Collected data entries
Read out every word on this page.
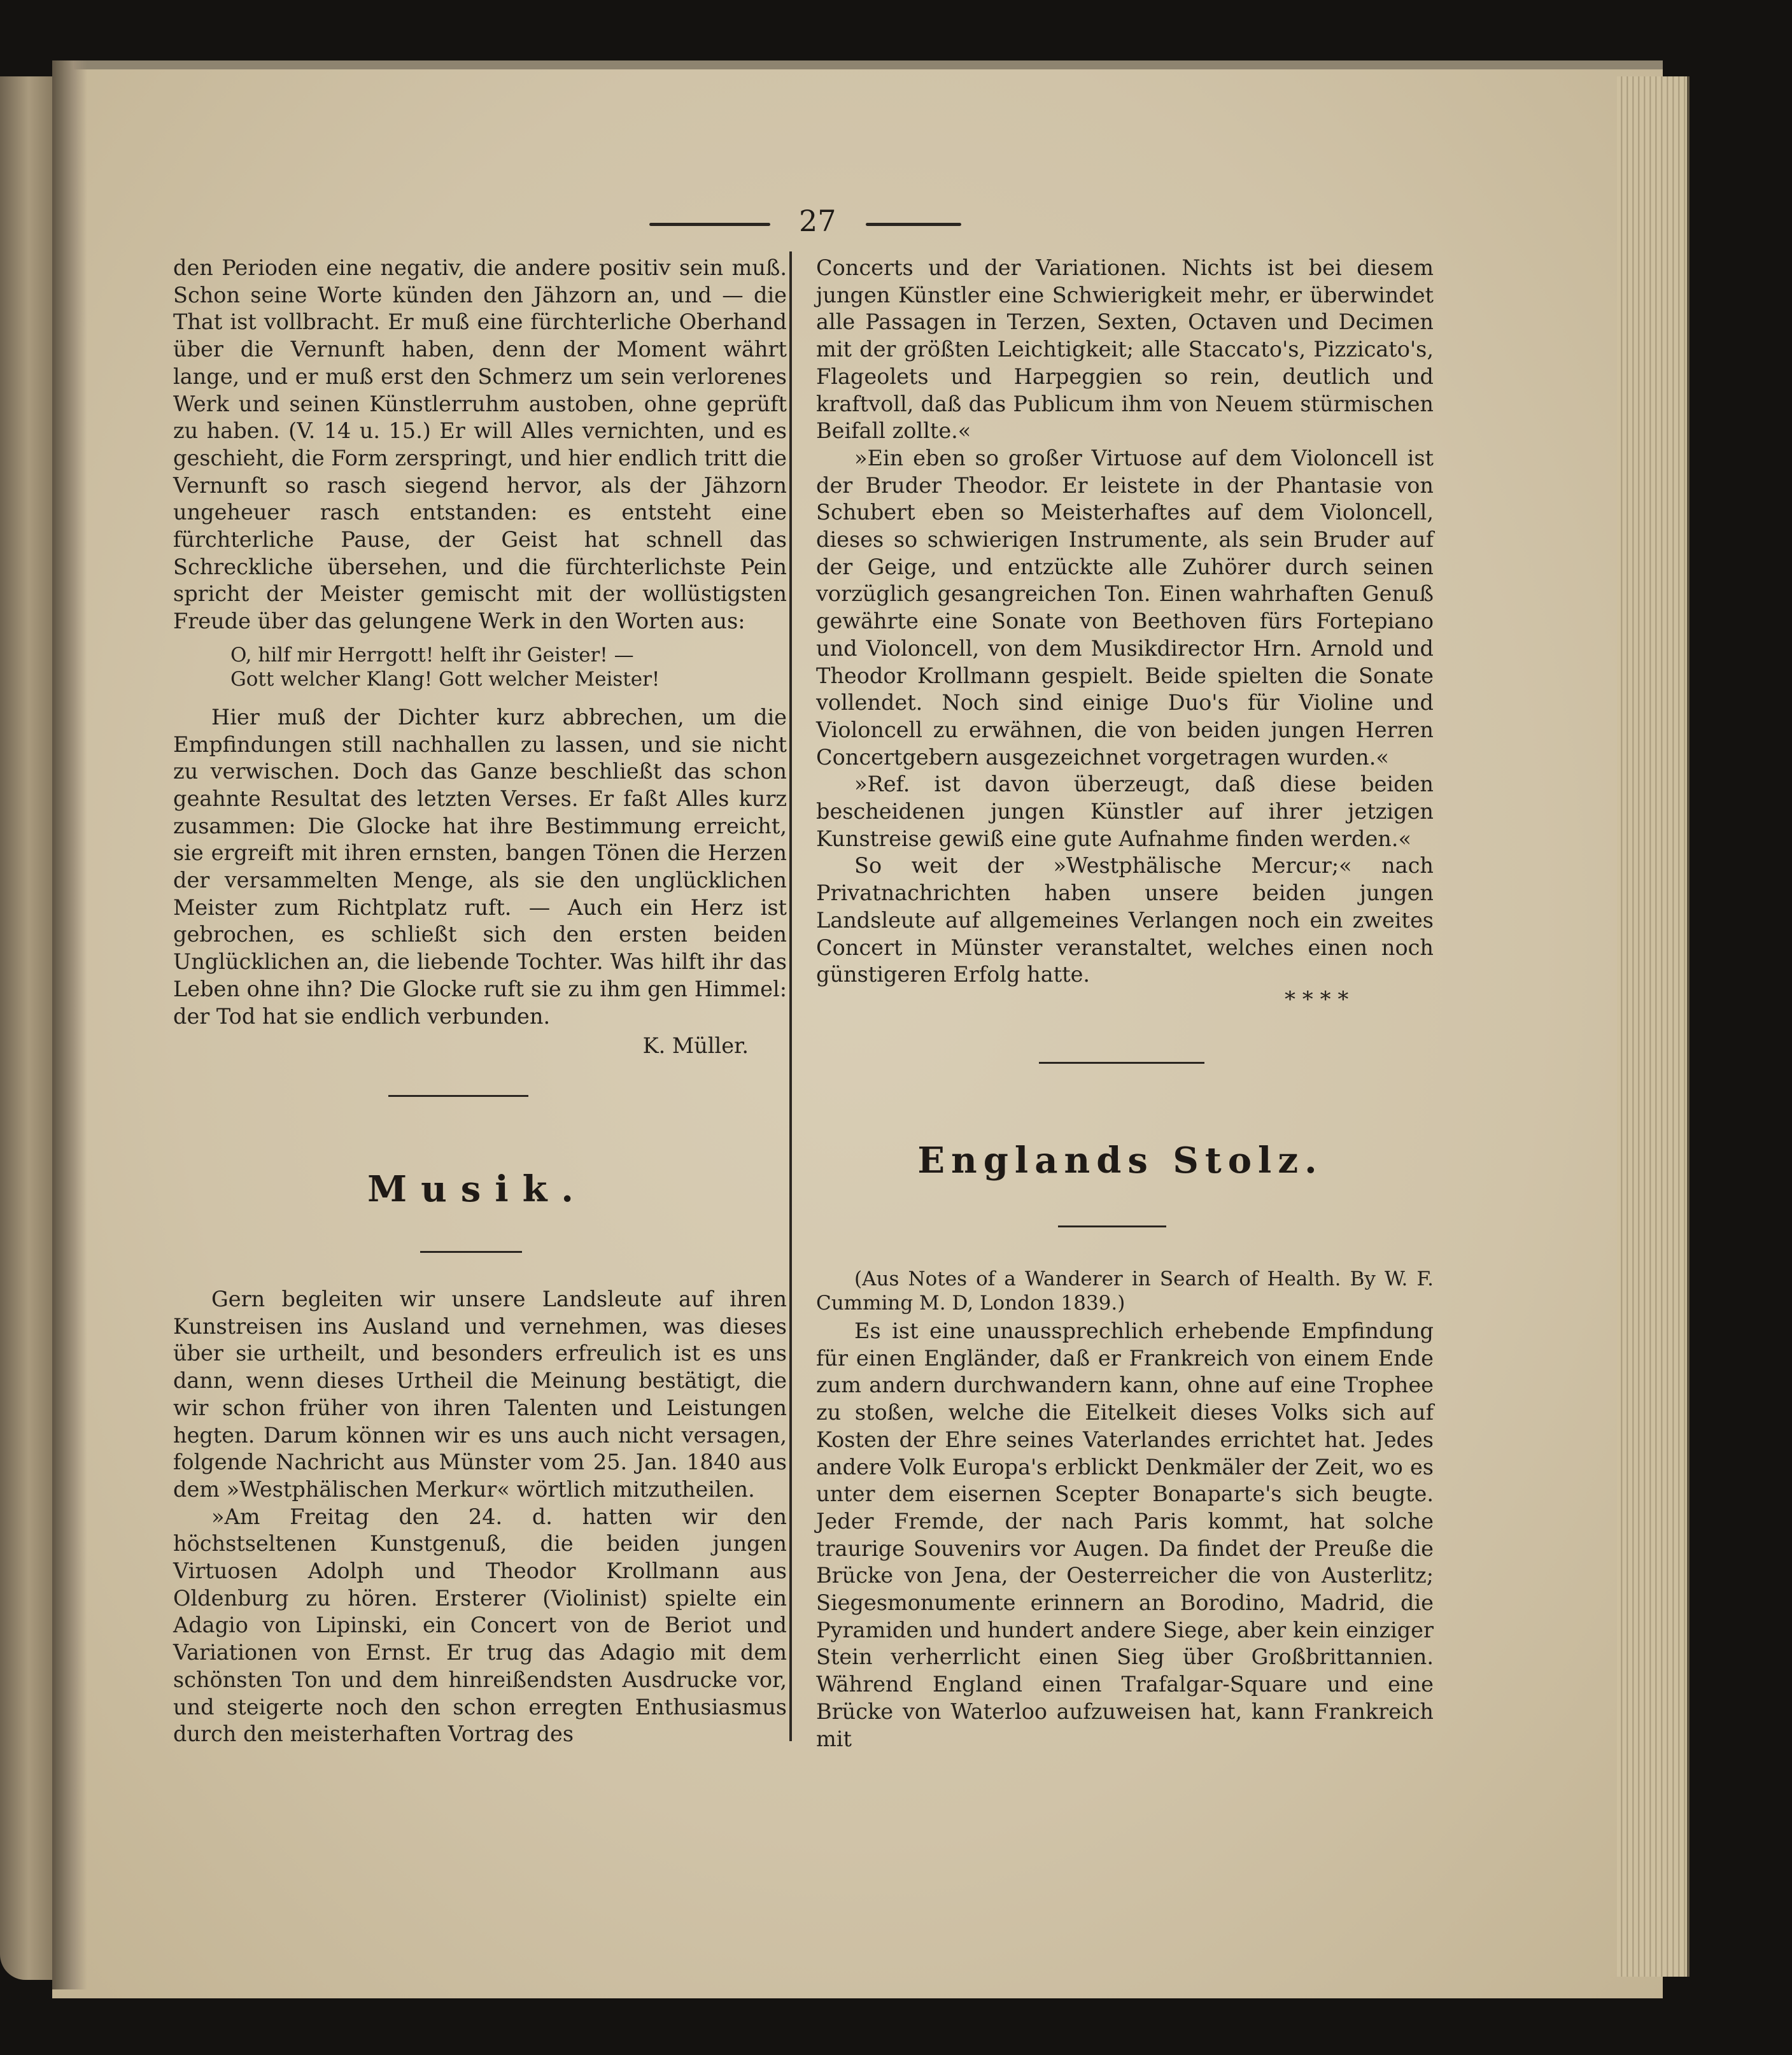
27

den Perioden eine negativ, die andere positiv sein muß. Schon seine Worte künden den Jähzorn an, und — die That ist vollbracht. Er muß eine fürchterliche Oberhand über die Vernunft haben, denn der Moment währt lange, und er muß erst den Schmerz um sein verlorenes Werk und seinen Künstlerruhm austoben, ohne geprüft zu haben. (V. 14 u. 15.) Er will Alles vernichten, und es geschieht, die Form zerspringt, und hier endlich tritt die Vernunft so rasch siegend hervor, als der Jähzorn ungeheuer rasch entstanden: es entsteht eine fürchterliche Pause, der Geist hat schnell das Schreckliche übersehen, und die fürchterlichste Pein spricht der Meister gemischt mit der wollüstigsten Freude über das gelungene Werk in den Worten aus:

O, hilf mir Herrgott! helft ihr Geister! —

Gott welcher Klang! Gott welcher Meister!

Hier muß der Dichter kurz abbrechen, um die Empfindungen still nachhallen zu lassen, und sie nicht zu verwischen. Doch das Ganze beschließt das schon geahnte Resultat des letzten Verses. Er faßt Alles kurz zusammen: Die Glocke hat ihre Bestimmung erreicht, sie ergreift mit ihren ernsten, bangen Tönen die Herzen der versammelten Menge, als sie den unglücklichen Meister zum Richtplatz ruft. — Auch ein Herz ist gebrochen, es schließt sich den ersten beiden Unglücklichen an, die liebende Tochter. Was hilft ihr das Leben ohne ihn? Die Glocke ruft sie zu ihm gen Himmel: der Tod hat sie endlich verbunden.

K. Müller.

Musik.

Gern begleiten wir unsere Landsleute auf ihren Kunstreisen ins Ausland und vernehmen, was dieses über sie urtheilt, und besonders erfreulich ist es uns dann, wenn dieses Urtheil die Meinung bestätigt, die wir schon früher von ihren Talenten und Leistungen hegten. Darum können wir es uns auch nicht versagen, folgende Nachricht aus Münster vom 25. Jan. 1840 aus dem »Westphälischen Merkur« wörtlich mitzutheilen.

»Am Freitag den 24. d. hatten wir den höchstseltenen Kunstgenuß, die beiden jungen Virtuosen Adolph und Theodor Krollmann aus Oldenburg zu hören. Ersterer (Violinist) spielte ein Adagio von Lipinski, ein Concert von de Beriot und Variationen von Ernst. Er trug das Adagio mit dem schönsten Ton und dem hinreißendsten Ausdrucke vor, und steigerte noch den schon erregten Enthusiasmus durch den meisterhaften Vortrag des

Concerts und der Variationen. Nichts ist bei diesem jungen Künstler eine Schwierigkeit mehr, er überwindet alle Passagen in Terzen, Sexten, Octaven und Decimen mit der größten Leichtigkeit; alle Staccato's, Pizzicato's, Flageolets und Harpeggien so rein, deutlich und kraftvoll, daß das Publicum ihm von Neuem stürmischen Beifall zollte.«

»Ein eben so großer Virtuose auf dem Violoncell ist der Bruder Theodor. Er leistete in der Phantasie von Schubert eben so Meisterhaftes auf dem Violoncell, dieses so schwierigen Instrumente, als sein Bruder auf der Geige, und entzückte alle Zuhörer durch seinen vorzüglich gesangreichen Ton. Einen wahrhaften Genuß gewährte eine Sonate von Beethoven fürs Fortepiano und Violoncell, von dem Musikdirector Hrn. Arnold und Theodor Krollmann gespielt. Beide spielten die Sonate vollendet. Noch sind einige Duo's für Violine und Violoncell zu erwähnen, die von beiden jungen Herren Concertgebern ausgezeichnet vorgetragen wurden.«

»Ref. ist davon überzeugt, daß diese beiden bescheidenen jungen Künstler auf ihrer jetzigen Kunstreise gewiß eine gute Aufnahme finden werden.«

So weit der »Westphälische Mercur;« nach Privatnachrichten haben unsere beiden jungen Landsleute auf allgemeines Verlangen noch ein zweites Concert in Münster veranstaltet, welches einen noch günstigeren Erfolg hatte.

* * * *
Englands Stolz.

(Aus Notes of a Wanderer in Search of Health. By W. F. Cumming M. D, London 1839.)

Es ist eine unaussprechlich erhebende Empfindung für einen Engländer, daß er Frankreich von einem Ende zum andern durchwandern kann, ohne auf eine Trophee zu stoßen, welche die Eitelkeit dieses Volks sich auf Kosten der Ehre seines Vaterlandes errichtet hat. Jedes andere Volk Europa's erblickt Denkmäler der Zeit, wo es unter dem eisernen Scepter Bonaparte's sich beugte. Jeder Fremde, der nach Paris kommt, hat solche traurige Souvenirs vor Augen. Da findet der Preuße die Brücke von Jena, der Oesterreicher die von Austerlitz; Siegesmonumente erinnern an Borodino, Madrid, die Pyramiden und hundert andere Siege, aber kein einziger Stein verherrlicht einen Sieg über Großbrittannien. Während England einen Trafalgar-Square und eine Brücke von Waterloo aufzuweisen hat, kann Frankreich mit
* * *
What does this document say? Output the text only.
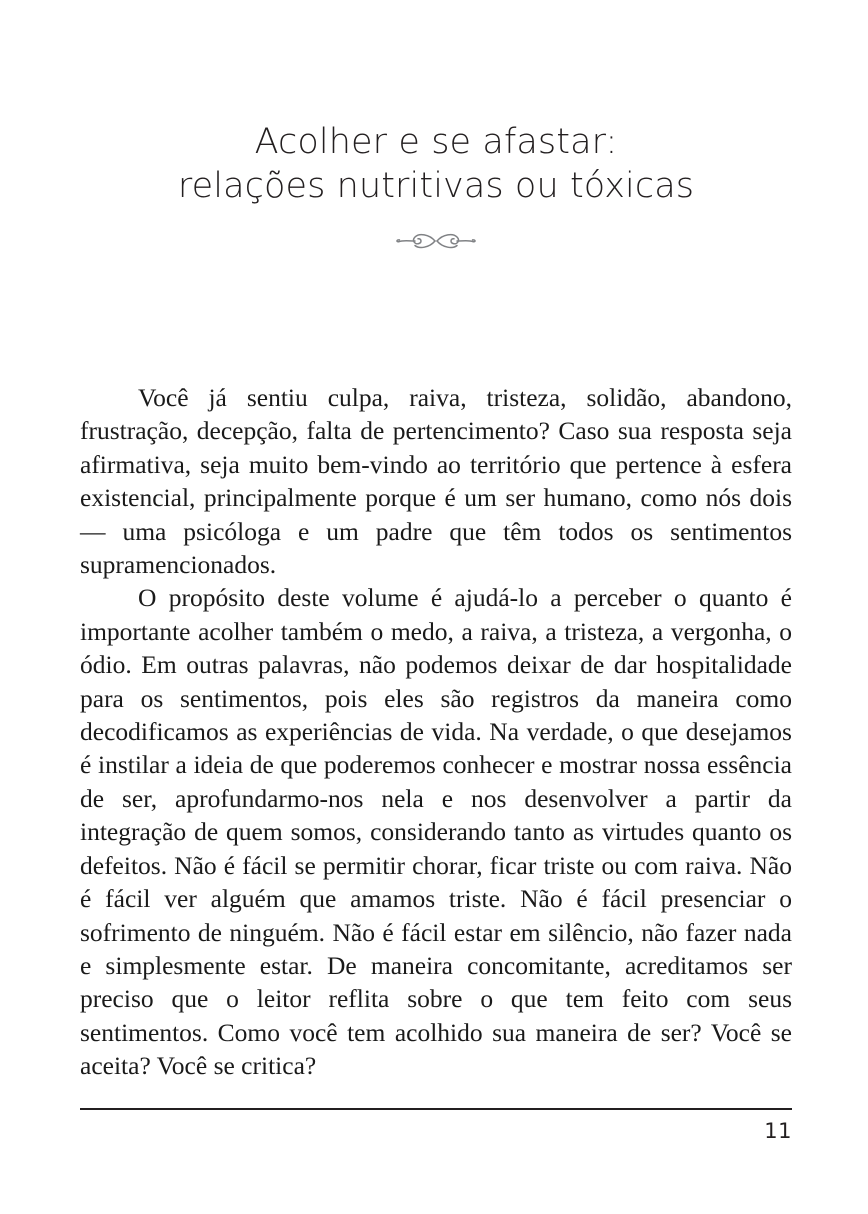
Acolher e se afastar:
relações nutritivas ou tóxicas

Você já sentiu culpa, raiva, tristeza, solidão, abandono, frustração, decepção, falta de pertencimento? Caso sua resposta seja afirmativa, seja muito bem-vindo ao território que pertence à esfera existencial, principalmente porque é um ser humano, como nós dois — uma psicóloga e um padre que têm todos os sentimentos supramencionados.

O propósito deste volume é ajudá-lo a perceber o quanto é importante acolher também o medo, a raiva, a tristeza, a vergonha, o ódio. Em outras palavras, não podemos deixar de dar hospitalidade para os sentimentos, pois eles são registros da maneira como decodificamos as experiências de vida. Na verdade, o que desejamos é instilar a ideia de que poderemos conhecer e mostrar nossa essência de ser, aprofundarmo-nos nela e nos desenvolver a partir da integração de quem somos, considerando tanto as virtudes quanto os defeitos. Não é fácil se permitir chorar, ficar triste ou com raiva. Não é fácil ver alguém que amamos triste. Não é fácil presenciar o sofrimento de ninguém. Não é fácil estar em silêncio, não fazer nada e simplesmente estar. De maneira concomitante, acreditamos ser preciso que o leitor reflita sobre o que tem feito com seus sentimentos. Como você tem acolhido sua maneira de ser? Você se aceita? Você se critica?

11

What you will do
Track down every line of the material containing the string "this", and copy it.

Exercise response
Read out every word on this page.
What does this document say? Output the text only.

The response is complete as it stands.